>> Start Entries

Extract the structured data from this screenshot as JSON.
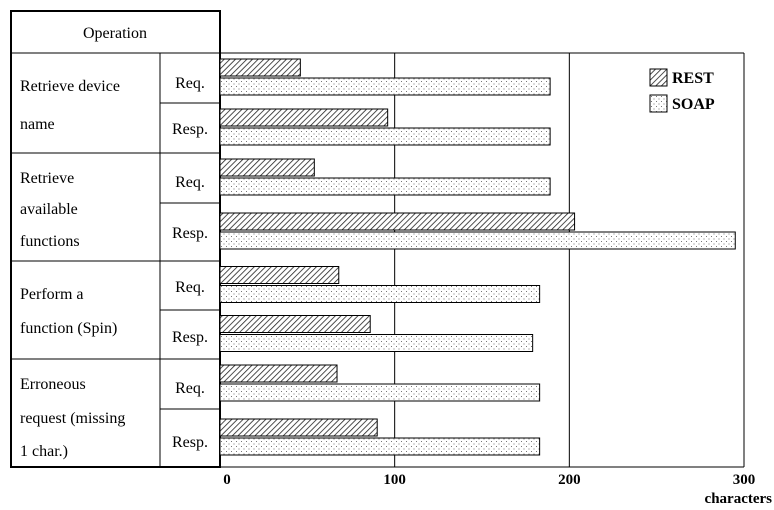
{
  "table": {
    "header": "Operation",
    "groups": [
      {
        "lines": [
          "Retrieve device",
          "name"
        ],
        "rows": [
          "Req.",
          "Resp."
        ]
      },
      {
        "lines": [
          "Retrieve",
          "available",
          "functions"
        ],
        "rows": [
          "Req.",
          "Resp."
        ]
      },
      {
        "lines": [
          "Perform a",
          "function (Spin)"
        ],
        "rows": [
          "Req.",
          "Resp."
        ]
      },
      {
        "lines": [
          "Erroneous",
          "request (missing",
          "1 char.)"
        ],
        "rows": [
          "Req.",
          "Resp."
        ]
      }
    ]
  },
  "chart_data": {
    "type": "bar",
    "orientation": "horizontal",
    "categories": [
      "Retrieve device name Req.",
      "Retrieve device name Resp.",
      "Retrieve available functions Req.",
      "Retrieve available functions Resp.",
      "Perform a function (Spin) Req.",
      "Perform a function (Spin) Resp.",
      "Erroneous request (missing 1 char.) Req.",
      "Erroneous request (missing 1 char.) Resp."
    ],
    "series": [
      {
        "name": "REST",
        "pattern": "diagonal-hatch",
        "values": [
          46,
          96,
          54,
          203,
          68,
          86,
          67,
          90
        ]
      },
      {
        "name": "SOAP",
        "pattern": "dots",
        "values": [
          189,
          189,
          189,
          295,
          183,
          179,
          183,
          183
        ]
      }
    ],
    "xlim": [
      0,
      300
    ],
    "xticks": [
      "0",
      "100",
      "200",
      "300"
    ],
    "xlabel": "characters",
    "ylabel": "",
    "title": "",
    "grid": "vertical",
    "legend": "top-right"
  }
}
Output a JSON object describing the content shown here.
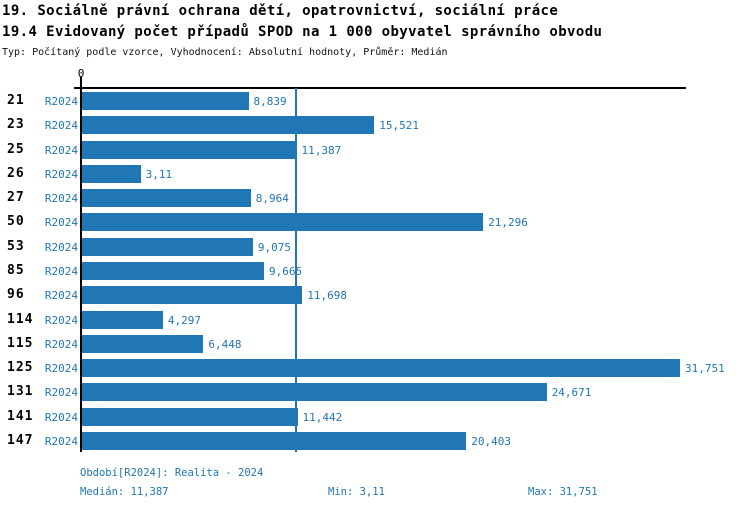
{
  "title_line1": "19. Sociálně právní ochrana dětí, opatrovnictví, sociální práce",
  "title_line2": "19.4 Evidovaný počet případů SPOD na 1 000 obyvatel správního obvodu",
  "subtitle": "Typ: Počítaný podle vzorce, Vyhodnocení: Absolutní hodnoty, Průměr: Medián",
  "axis": {
    "zero_label": "0"
  },
  "colors": {
    "bar": "#2176B5",
    "blue_text": "#2176B5",
    "median_line": "#2176B5",
    "axis": "#000000"
  },
  "chart_data": {
    "type": "bar",
    "orientation": "horizontal",
    "title": "19.4 Evidovaný počet případů SPOD na 1 000 obyvatel správního obvodu",
    "categories": [
      "21",
      "23",
      "25",
      "26",
      "27",
      "50",
      "53",
      "85",
      "96",
      "114",
      "115",
      "125",
      "131",
      "141",
      "147"
    ],
    "series_label": "R2024",
    "values": [
      8.839,
      15.521,
      11.387,
      3.11,
      8.964,
      21.296,
      9.075,
      9.665,
      11.698,
      4.297,
      6.448,
      31.751,
      24.671,
      11.442,
      20.403
    ],
    "value_labels": [
      "8,839",
      "15,521",
      "11,387",
      "3,11",
      "8,964",
      "21,296",
      "9,075",
      "9,665",
      "11,698",
      "4,297",
      "6,448",
      "31,751",
      "24,671",
      "11,442",
      "20,403"
    ],
    "xlim": [
      0,
      31.751
    ],
    "median": 11.387,
    "min": 3.11,
    "max": 31.751,
    "grid": false,
    "legend_position": "none"
  },
  "footer": {
    "period": "Období[R2024]: Realita - 2024",
    "median": "Medián: 11,387",
    "min": "Min: 3,11",
    "max": "Max: 31,751"
  }
}
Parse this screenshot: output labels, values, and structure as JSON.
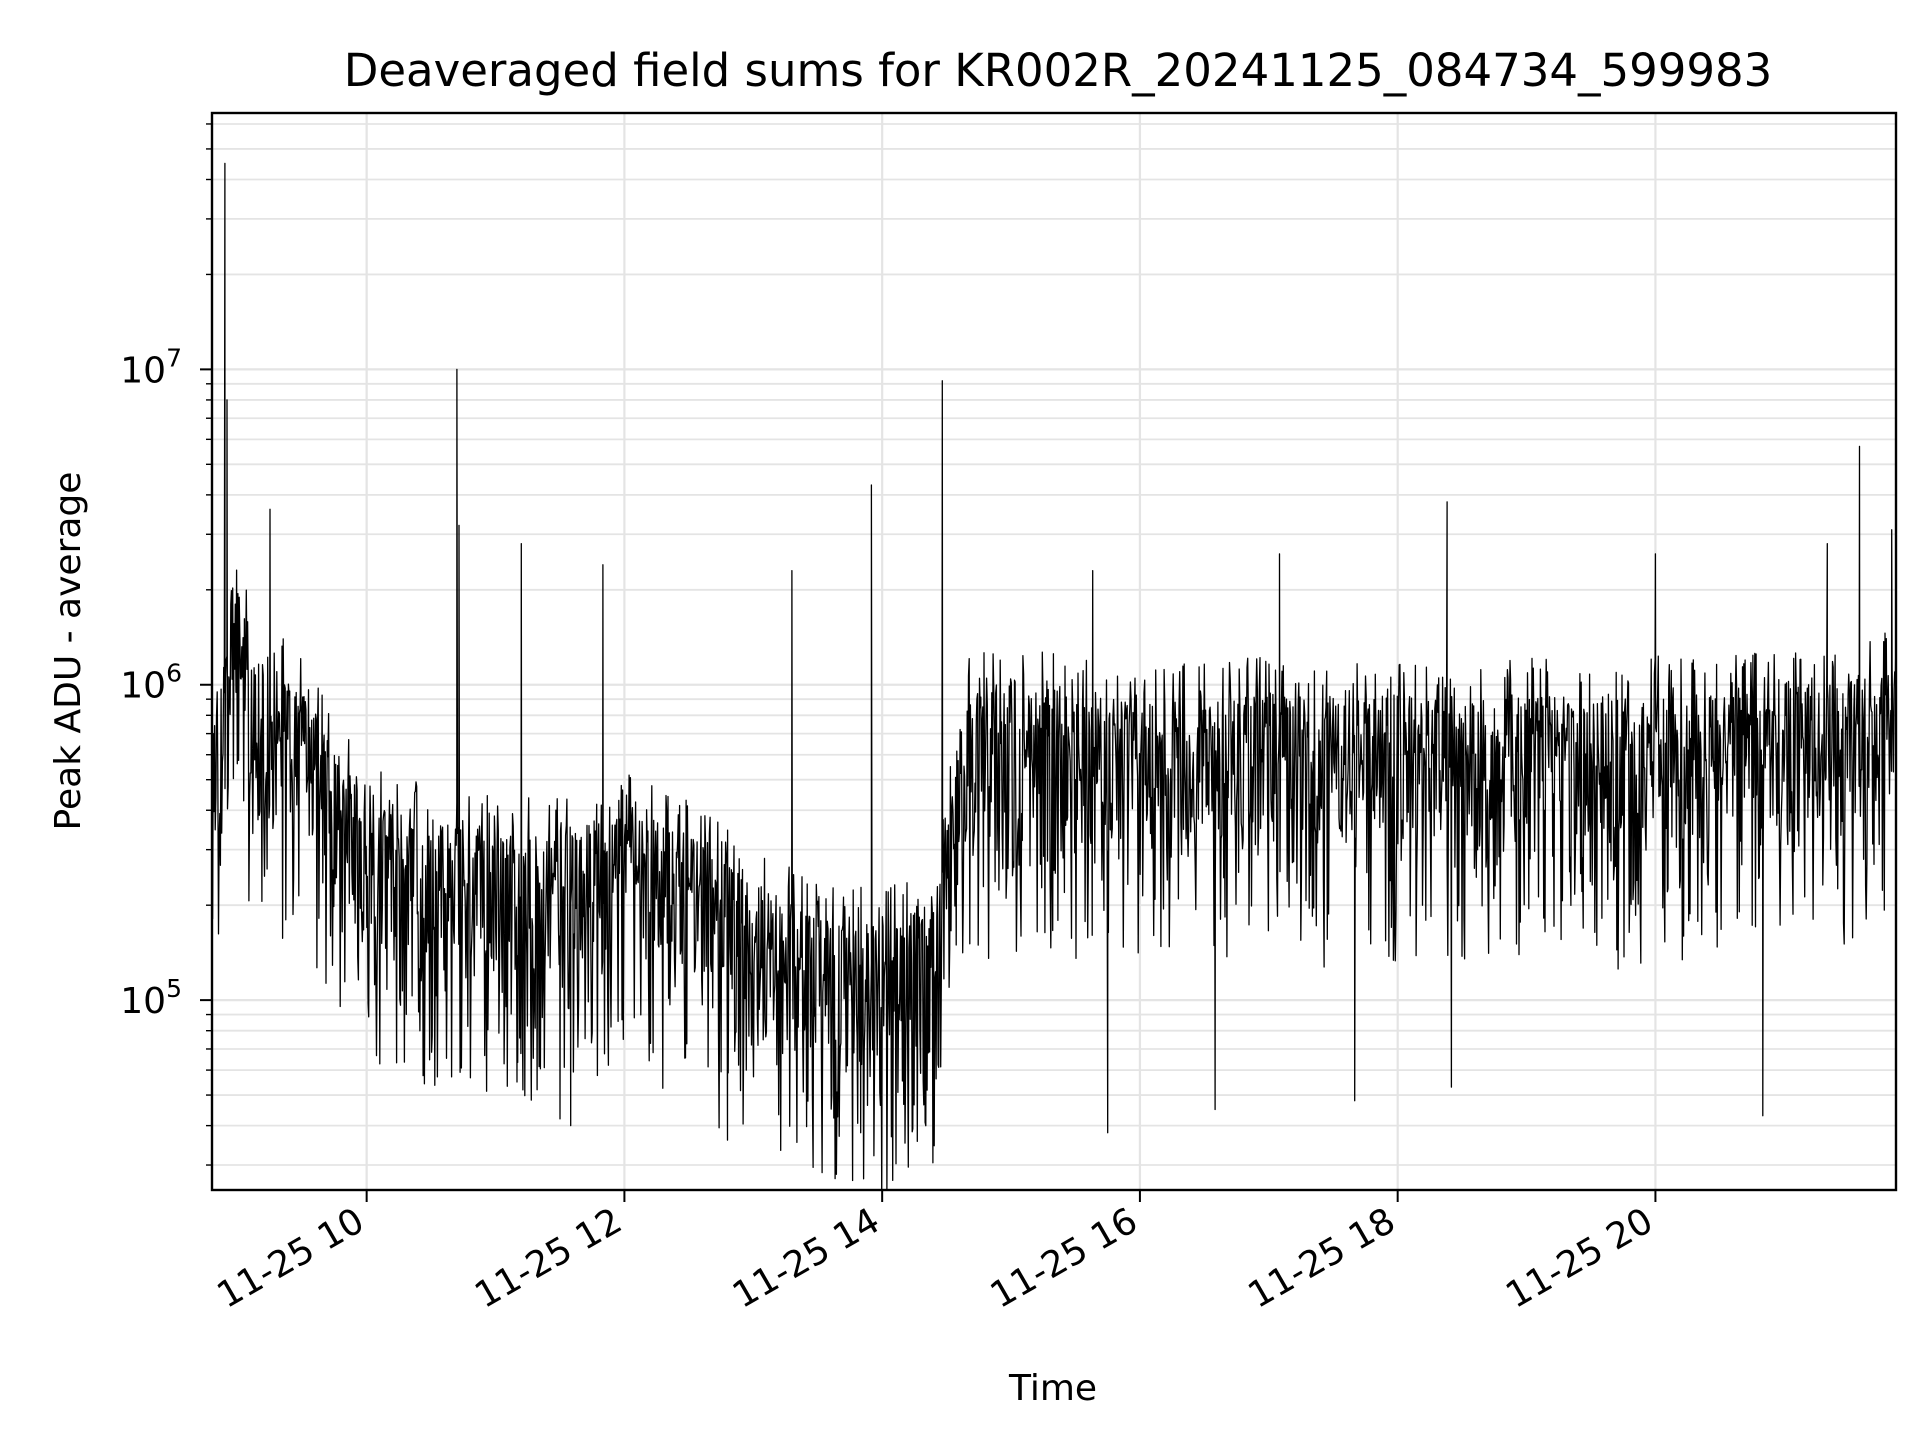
{
  "chart_data": {
    "type": "line",
    "title": "Deaveraged field sums for KR002R_20241125_084734_599983",
    "xlabel": "Time",
    "ylabel": "Peak ADU - average",
    "x_tick_labels": [
      "11-25 10",
      "11-25 12",
      "11-25 14",
      "11-25 16",
      "11-25 18",
      "11-25 20"
    ],
    "x_range": [
      "2024-11-25 08:48",
      "2024-11-25 21:52"
    ],
    "y_scale": "log",
    "y_range": [
      25000,
      65000000
    ],
    "y_tick_labels": [
      {
        "base": "10",
        "exp": "5"
      },
      {
        "base": "10",
        "exp": "6"
      },
      {
        "base": "10",
        "exp": "7"
      }
    ],
    "grid": true,
    "line_color": "#000000",
    "series": [
      {
        "x": [
          "2024-11-25 08:48",
          "2024-11-25 08:55",
          "2024-11-25 09:00",
          "2024-11-25 09:10",
          "2024-11-25 09:20",
          "2024-11-25 09:30",
          "2024-11-25 09:45",
          "2024-11-25 10:00",
          "2024-11-25 10:20",
          "2024-11-25 10:40",
          "2024-11-25 11:00",
          "2024-11-25 11:30",
          "2024-11-25 12:00",
          "2024-11-25 12:30",
          "2024-11-25 13:00",
          "2024-11-25 13:30",
          "2024-11-25 14:00",
          "2024-11-25 14:25",
          "2024-11-25 14:40",
          "2024-11-25 15:00",
          "2024-11-25 15:30",
          "2024-11-25 16:00",
          "2024-11-25 16:30",
          "2024-11-25 17:00",
          "2024-11-25 17:30",
          "2024-11-25 18:00",
          "2024-11-25 18:30",
          "2024-11-25 19:00",
          "2024-11-25 19:30",
          "2024-11-25 20:00",
          "2024-11-25 20:30",
          "2024-11-25 21:00",
          "2024-11-25 21:30",
          "2024-11-25 21:52"
        ],
        "values": [
          650000,
          900000,
          1400000,
          700000,
          750000,
          650000,
          450000,
          300000,
          260000,
          270000,
          240000,
          230000,
          280000,
          230000,
          160000,
          130000,
          120000,
          150000,
          650000,
          700000,
          650000,
          600000,
          620000,
          650000,
          600000,
          650000,
          620000,
          650000,
          600000,
          650000,
          650000,
          680000,
          700000,
          800000
        ]
      }
    ],
    "spikes": [
      {
        "x": "2024-11-25 08:54",
        "value": 45000000
      },
      {
        "x": "2024-11-25 08:55",
        "value": 8000000
      },
      {
        "x": "2024-11-25 09:15",
        "value": 3600000
      },
      {
        "x": "2024-11-25 10:42",
        "value": 10000000
      },
      {
        "x": "2024-11-25 10:43",
        "value": 3200000
      },
      {
        "x": "2024-11-25 11:12",
        "value": 2800000
      },
      {
        "x": "2024-11-25 11:50",
        "value": 2400000
      },
      {
        "x": "2024-11-25 13:18",
        "value": 2300000
      },
      {
        "x": "2024-11-25 13:55",
        "value": 4300000
      },
      {
        "x": "2024-11-25 14:28",
        "value": 9200000
      },
      {
        "x": "2024-11-25 15:38",
        "value": 2300000
      },
      {
        "x": "2024-11-25 17:05",
        "value": 2600000
      },
      {
        "x": "2024-11-25 18:23",
        "value": 3800000
      },
      {
        "x": "2024-11-25 20:00",
        "value": 2600000
      },
      {
        "x": "2024-11-25 21:20",
        "value": 2800000
      },
      {
        "x": "2024-11-25 21:35",
        "value": 5700000
      },
      {
        "x": "2024-11-25 21:50",
        "value": 3100000
      }
    ],
    "dips": [
      {
        "x": "2024-11-25 11:10",
        "value": 55000
      },
      {
        "x": "2024-11-25 11:30",
        "value": 42000
      },
      {
        "x": "2024-11-25 11:35",
        "value": 40000
      },
      {
        "x": "2024-11-25 12:48",
        "value": 36000
      },
      {
        "x": "2024-11-25 13:40",
        "value": 37000
      },
      {
        "x": "2024-11-25 13:50",
        "value": 38000
      },
      {
        "x": "2024-11-25 14:20",
        "value": 41000
      },
      {
        "x": "2024-11-25 15:45",
        "value": 38000
      },
      {
        "x": "2024-11-25 16:35",
        "value": 45000
      },
      {
        "x": "2024-11-25 17:40",
        "value": 48000
      },
      {
        "x": "2024-11-25 18:25",
        "value": 53000
      },
      {
        "x": "2024-11-25 20:50",
        "value": 43000
      }
    ]
  }
}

>> End Entries

• **Given problem**
Leaving all pictures aside, quote each record exactly.

• **Answer for the task**
Extract the structured data from this screenshot as JSON.
{
  "table": {
    "header": "Operation",
    "groups": [
      {
        "lines": [
          "Retrieve device",
          "name"
        ],
        "rows": [
          "Req.",
          "Resp."
        ]
      },
      {
        "lines": [
          "Retrieve",
          "available",
          "functions"
        ],
        "rows": [
          "Req.",
          "Resp."
        ]
      },
      {
        "lines": [
          "Perform a",
          "function (Spin)"
        ],
        "rows": [
          "Req.",
          "Resp."
        ]
      },
      {
        "lines": [
          "Erroneous",
          "request (missing",
          "1 char.)"
        ],
        "rows": [
          "Req.",
          "Resp."
        ]
      }
    ]
  },
  "chart_data": {
    "type": "bar",
    "orientation": "horizontal",
    "categories": [
      "Retrieve device name Req.",
      "Retrieve device name Resp.",
      "Retrieve available functions Req.",
      "Retrieve available functions Resp.",
      "Perform a function (Spin) Req.",
      "Perform a function (Spin) Resp.",
      "Erroneous request (missing 1 char.) Req.",
      "Erroneous request (missing 1 char.) Resp."
    ],
    "series": [
      {
        "name": "REST",
        "pattern": "diagonal-hatch",
        "values": [
          46,
          96,
          54,
          203,
          68,
          86,
          67,
          90
        ]
      },
      {
        "name": "SOAP",
        "pattern": "dots",
        "values": [
          189,
          189,
          189,
          295,
          183,
          179,
          183,
          183
        ]
      }
    ],
    "xlim": [
      0,
      300
    ],
    "xticks": [
      "0",
      "100",
      "200",
      "300"
    ],
    "xlabel": "characters",
    "ylabel": "",
    "title": "",
    "grid": "vertical",
    "legend": "top-right"
  }
}
Output a JSON object describing the content shown here.
{
  "title_line1": "19. Sociálně právní ochrana dětí, opatrovnictví, sociální práce",
  "title_line2": "19.4 Evidovaný počet případů SPOD na 1 000 obyvatel správního obvodu",
  "subtitle": "Typ: Počítaný podle vzorce, Vyhodnocení: Absolutní hodnoty, Průměr: Medián",
  "axis": {
    "zero_label": "0"
  },
  "colors": {
    "bar": "#2176B5",
    "blue_text": "#2176B5",
    "median_line": "#2176B5",
    "axis": "#000000"
  },
  "chart_data": {
    "type": "bar",
    "orientation": "horizontal",
    "title": "19.4 Evidovaný počet případů SPOD na 1 000 obyvatel správního obvodu",
    "categories": [
      "21",
      "23",
      "25",
      "26",
      "27",
      "50",
      "53",
      "85",
      "96",
      "114",
      "115",
      "125",
      "131",
      "141",
      "147"
    ],
    "series_label": "R2024",
    "values": [
      8.839,
      15.521,
      11.387,
      3.11,
      8.964,
      21.296,
      9.075,
      9.665,
      11.698,
      4.297,
      6.448,
      31.751,
      24.671,
      11.442,
      20.403
    ],
    "value_labels": [
      "8,839",
      "15,521",
      "11,387",
      "3,11",
      "8,964",
      "21,296",
      "9,075",
      "9,665",
      "11,698",
      "4,297",
      "6,448",
      "31,751",
      "24,671",
      "11,442",
      "20,403"
    ],
    "xlim": [
      0,
      31.751
    ],
    "median": 11.387,
    "min": 3.11,
    "max": 31.751,
    "grid": false,
    "legend_position": "none"
  },
  "footer": {
    "period": "Období[R2024]: Realita - 2024",
    "median": "Medián: 11,387",
    "min": "Min: 3,11",
    "max": "Max: 31,751"
  }
}
Parse this screenshot: output labels, values, and structure as JSON.
{
  "chart_data": {
    "type": "line",
    "title": "Deaveraged field sums for KR002R_20241125_084734_599983",
    "xlabel": "Time",
    "ylabel": "Peak ADU - average",
    "x_tick_labels": [
      "11-25 10",
      "11-25 12",
      "11-25 14",
      "11-25 16",
      "11-25 18",
      "11-25 20"
    ],
    "x_range": [
      "2024-11-25 08:48",
      "2024-11-25 21:52"
    ],
    "y_scale": "log",
    "y_range": [
      25000,
      65000000
    ],
    "y_tick_labels": [
      {
        "base": "10",
        "exp": "5"
      },
      {
        "base": "10",
        "exp": "6"
      },
      {
        "base": "10",
        "exp": "7"
      }
    ],
    "grid": true,
    "line_color": "#000000",
    "series": [
      {
        "x": [
          "2024-11-25 08:48",
          "2024-11-25 08:55",
          "2024-11-25 09:00",
          "2024-11-25 09:10",
          "2024-11-25 09:20",
          "2024-11-25 09:30",
          "2024-11-25 09:45",
          "2024-11-25 10:00",
          "2024-11-25 10:20",
          "2024-11-25 10:40",
          "2024-11-25 11:00",
          "2024-11-25 11:30",
          "2024-11-25 12:00",
          "2024-11-25 12:30",
          "2024-11-25 13:00",
          "2024-11-25 13:30",
          "2024-11-25 14:00",
          "2024-11-25 14:25",
          "2024-11-25 14:40",
          "2024-11-25 15:00",
          "2024-11-25 15:30",
          "2024-11-25 16:00",
          "2024-11-25 16:30",
          "2024-11-25 17:00",
          "2024-11-25 17:30",
          "2024-11-25 18:00",
          "2024-11-25 18:30",
          "2024-11-25 19:00",
          "2024-11-25 19:30",
          "2024-11-25 20:00",
          "2024-11-25 20:30",
          "2024-11-25 21:00",
          "2024-11-25 21:30",
          "2024-11-25 21:52"
        ],
        "values": [
          650000,
          900000,
          1400000,
          700000,
          750000,
          650000,
          450000,
          300000,
          260000,
          270000,
          240000,
          230000,
          280000,
          230000,
          160000,
          130000,
          120000,
          150000,
          650000,
          700000,
          650000,
          600000,
          620000,
          650000,
          600000,
          650000,
          620000,
          650000,
          600000,
          650000,
          650000,
          680000,
          700000,
          800000
        ]
      }
    ],
    "spikes": [
      {
        "x": "2024-11-25 08:54",
        "value": 45000000
      },
      {
        "x": "2024-11-25 08:55",
        "value": 8000000
      },
      {
        "x": "2024-11-25 09:15",
        "value": 3600000
      },
      {
        "x": "2024-11-25 10:42",
        "value": 10000000
      },
      {
        "x": "2024-11-25 10:43",
        "value": 3200000
      },
      {
        "x": "2024-11-25 11:12",
        "value": 2800000
      },
      {
        "x": "2024-11-25 11:50",
        "value": 2400000
      },
      {
        "x": "2024-11-25 13:18",
        "value": 2300000
      },
      {
        "x": "2024-11-25 13:55",
        "value": 4300000
      },
      {
        "x": "2024-11-25 14:28",
        "value": 9200000
      },
      {
        "x": "2024-11-25 15:38",
        "value": 2300000
      },
      {
        "x": "2024-11-25 17:05",
        "value": 2600000
      },
      {
        "x": "2024-11-25 18:23",
        "value": 3800000
      },
      {
        "x": "2024-11-25 20:00",
        "value": 2600000
      },
      {
        "x": "2024-11-25 21:20",
        "value": 2800000
      },
      {
        "x": "2024-11-25 21:35",
        "value": 5700000
      },
      {
        "x": "2024-11-25 21:50",
        "value": 3100000
      }
    ],
    "dips": [
      {
        "x": "2024-11-25 11:10",
        "value": 55000
      },
      {
        "x": "2024-11-25 11:30",
        "value": 42000
      },
      {
        "x": "2024-11-25 11:35",
        "value": 40000
      },
      {
        "x": "2024-11-25 12:48",
        "value": 36000
      },
      {
        "x": "2024-11-25 13:40",
        "value": 37000
      },
      {
        "x": "2024-11-25 13:50",
        "value": 38000
      },
      {
        "x": "2024-11-25 14:20",
        "value": 41000
      },
      {
        "x": "2024-11-25 15:45",
        "value": 38000
      },
      {
        "x": "2024-11-25 16:35",
        "value": 45000
      },
      {
        "x": "2024-11-25 17:40",
        "value": 48000
      },
      {
        "x": "2024-11-25 18:25",
        "value": 53000
      },
      {
        "x": "2024-11-25 20:50",
        "value": 43000
      }
    ]
  }
}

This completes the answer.